Stored items from a collection

-- begin --

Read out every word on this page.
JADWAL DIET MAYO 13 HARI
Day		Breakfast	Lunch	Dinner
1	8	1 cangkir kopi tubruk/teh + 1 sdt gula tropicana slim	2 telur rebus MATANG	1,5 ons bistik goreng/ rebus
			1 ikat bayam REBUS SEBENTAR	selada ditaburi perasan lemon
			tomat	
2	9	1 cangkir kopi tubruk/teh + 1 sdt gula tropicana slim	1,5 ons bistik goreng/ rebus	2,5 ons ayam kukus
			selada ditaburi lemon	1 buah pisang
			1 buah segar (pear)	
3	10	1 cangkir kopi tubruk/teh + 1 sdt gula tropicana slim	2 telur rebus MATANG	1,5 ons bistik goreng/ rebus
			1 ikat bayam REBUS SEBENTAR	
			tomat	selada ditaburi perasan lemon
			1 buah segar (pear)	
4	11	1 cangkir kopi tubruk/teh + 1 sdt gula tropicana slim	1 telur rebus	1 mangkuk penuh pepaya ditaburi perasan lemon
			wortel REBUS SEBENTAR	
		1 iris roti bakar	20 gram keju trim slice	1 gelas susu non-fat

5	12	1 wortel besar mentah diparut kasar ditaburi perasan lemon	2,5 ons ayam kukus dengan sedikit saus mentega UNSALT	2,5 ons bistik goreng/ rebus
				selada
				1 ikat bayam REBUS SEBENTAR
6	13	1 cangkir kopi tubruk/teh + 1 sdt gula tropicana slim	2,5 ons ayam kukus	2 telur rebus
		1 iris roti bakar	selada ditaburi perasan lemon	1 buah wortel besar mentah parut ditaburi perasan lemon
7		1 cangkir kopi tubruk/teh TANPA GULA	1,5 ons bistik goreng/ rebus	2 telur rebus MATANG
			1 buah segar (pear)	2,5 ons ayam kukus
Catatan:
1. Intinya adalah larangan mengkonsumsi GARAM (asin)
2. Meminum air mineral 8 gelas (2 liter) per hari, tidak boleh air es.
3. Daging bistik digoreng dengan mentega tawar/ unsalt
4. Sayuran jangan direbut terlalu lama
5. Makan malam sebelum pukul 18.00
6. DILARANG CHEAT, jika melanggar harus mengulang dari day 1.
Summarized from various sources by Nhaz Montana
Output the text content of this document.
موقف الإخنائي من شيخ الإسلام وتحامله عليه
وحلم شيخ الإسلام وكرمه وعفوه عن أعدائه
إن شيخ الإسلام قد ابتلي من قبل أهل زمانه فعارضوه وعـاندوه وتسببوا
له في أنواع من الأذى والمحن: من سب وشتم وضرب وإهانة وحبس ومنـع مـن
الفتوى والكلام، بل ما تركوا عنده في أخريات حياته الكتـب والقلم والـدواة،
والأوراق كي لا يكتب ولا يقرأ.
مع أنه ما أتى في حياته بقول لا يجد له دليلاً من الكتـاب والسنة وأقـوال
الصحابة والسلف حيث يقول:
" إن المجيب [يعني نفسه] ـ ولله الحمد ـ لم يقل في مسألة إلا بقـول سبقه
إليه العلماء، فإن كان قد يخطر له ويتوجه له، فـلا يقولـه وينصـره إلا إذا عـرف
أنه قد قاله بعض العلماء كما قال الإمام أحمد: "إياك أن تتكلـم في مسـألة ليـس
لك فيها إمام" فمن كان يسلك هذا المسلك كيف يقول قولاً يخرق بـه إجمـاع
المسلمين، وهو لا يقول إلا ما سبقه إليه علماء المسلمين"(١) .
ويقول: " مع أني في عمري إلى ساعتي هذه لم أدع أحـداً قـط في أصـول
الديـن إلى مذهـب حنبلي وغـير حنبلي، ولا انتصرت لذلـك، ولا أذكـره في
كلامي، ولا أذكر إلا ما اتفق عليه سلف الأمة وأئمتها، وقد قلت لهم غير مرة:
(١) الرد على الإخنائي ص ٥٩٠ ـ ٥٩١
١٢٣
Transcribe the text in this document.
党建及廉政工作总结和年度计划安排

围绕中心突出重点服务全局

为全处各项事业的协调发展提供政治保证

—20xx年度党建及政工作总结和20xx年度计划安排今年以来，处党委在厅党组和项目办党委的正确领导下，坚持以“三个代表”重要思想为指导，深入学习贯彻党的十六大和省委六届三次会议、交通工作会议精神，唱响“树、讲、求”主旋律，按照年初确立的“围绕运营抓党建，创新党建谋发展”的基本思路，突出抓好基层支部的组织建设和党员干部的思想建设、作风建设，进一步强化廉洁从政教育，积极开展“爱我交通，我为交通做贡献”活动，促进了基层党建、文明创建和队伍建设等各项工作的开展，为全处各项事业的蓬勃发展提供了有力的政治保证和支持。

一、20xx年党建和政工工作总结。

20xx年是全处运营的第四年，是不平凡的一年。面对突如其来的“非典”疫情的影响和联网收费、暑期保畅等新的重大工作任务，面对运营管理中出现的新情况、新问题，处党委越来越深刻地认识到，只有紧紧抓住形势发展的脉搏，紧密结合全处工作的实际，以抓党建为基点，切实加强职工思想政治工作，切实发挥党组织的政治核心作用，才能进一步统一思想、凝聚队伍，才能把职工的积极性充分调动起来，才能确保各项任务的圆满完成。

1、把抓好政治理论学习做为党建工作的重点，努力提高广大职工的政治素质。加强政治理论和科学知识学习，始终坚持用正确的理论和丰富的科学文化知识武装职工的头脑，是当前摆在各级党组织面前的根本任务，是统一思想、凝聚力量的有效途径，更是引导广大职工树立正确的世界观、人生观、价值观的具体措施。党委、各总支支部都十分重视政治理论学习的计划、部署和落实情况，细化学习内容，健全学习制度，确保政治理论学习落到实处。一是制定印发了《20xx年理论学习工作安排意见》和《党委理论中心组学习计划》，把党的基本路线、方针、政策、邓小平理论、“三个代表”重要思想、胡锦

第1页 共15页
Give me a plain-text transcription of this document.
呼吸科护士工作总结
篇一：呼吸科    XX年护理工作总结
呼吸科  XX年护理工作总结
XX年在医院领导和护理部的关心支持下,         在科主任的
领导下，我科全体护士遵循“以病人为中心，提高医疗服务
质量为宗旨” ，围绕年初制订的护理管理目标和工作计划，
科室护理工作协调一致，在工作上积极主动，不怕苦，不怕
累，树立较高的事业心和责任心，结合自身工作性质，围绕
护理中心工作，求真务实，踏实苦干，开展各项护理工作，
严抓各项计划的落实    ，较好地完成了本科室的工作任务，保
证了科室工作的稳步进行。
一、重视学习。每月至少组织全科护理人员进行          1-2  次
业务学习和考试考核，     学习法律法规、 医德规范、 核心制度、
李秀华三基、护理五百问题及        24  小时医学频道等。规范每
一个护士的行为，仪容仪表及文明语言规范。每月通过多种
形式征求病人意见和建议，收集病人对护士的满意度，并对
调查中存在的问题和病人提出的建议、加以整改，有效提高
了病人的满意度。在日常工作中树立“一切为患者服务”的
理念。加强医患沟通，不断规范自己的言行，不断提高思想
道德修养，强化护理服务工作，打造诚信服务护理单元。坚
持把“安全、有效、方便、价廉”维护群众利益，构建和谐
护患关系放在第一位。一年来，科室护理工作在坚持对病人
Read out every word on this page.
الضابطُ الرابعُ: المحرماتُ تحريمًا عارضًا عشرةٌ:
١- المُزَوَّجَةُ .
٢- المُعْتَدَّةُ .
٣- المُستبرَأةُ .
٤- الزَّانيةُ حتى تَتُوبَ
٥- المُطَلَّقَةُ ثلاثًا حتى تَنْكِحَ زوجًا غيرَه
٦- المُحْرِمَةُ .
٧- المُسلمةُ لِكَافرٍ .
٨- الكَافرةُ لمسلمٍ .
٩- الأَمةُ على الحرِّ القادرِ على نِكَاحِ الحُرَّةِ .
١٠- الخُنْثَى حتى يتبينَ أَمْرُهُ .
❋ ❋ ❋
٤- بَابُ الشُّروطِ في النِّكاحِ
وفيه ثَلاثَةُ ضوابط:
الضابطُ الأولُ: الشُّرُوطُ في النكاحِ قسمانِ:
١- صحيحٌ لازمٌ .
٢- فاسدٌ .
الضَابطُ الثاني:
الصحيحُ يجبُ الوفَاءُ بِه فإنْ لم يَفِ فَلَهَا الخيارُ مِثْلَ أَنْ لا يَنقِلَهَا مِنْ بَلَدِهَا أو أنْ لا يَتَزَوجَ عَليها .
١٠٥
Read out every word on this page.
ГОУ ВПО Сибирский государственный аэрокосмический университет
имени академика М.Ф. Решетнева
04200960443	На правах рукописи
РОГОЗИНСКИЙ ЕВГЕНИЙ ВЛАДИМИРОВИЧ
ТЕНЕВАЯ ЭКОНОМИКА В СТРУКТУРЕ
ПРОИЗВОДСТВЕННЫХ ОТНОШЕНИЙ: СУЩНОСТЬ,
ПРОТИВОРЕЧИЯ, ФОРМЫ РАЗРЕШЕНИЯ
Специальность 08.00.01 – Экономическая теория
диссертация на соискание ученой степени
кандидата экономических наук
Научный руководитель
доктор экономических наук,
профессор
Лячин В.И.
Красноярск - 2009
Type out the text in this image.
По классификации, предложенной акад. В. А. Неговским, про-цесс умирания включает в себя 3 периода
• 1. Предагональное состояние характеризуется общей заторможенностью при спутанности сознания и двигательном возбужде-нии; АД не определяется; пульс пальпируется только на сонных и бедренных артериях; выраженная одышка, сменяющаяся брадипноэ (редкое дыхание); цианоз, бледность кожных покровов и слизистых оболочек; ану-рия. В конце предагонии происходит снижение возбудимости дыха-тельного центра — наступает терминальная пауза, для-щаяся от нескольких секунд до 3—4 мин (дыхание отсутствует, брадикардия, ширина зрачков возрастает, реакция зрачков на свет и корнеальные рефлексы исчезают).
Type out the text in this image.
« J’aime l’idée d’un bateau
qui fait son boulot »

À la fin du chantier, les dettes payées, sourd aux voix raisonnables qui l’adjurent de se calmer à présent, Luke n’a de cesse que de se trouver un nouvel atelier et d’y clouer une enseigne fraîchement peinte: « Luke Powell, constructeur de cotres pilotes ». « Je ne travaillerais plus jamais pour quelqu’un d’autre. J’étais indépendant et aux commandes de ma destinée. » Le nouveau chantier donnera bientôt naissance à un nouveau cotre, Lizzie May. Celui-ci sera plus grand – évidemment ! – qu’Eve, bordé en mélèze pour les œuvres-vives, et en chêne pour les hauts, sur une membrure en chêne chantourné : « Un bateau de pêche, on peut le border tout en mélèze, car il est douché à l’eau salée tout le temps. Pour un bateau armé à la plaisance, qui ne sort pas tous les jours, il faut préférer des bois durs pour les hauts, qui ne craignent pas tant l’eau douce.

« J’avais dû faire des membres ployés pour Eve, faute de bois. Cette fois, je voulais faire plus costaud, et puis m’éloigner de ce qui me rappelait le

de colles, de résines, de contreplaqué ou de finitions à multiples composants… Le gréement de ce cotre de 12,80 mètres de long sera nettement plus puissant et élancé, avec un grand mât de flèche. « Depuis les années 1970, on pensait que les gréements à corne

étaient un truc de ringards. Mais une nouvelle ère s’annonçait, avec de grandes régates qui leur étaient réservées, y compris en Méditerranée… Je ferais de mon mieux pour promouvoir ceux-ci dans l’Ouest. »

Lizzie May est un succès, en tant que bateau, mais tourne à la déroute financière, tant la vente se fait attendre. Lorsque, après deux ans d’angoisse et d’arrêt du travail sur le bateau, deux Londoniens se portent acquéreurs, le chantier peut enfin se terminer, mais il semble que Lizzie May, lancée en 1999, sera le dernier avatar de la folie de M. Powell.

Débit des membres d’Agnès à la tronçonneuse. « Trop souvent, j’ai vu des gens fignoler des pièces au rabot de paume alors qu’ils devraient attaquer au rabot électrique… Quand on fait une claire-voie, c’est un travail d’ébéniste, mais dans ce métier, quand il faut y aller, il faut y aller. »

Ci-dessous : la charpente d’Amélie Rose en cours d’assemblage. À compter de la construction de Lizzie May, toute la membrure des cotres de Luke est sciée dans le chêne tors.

-- end --

> **REQUIRED WORK**
Select the lines from the entries that include the word "chêne".

> **PROBLEM SOLUTION**
À la fin du chantier, les dettes payées, sourd aux voix raisonnables qui l’adjurent de se calmer à présent, Luke n’a de cesse que de se trouver un nouvel atelier et d’y clouer une enseigne fraîchement peinte: « Luke Powell, constructeur de cotres pilotes ». « Je ne travaillerais plus jamais pour quelqu’un d’autre. J’étais indépendant et aux commandes de ma destinée. » Le nouveau chantier donnera bientôt naissance à un nouveau cotre, Lizzie May. Celui-ci sera plus grand – évidemment ! – qu’Eve, bordé en mélèze pour les œuvres-vives, et en chêne pour les hauts, sur une membrure en chêne chantourné : « Un bateau de pêche, on peut le border tout en mélèze, car il est douché à l’eau salée tout le temps. Pour un bateau armé à la plaisance, qui ne sort pas tous les jours, il faut préférer des bois durs pour les hauts, qui ne craignent pas tant l’eau douce.
Ci-dessous : la charpente d’Amélie Rose en cours d’assemblage. À compter de la construction de Lizzie May, toute la membrure des cotres de Luke est sciée dans le chêne tors.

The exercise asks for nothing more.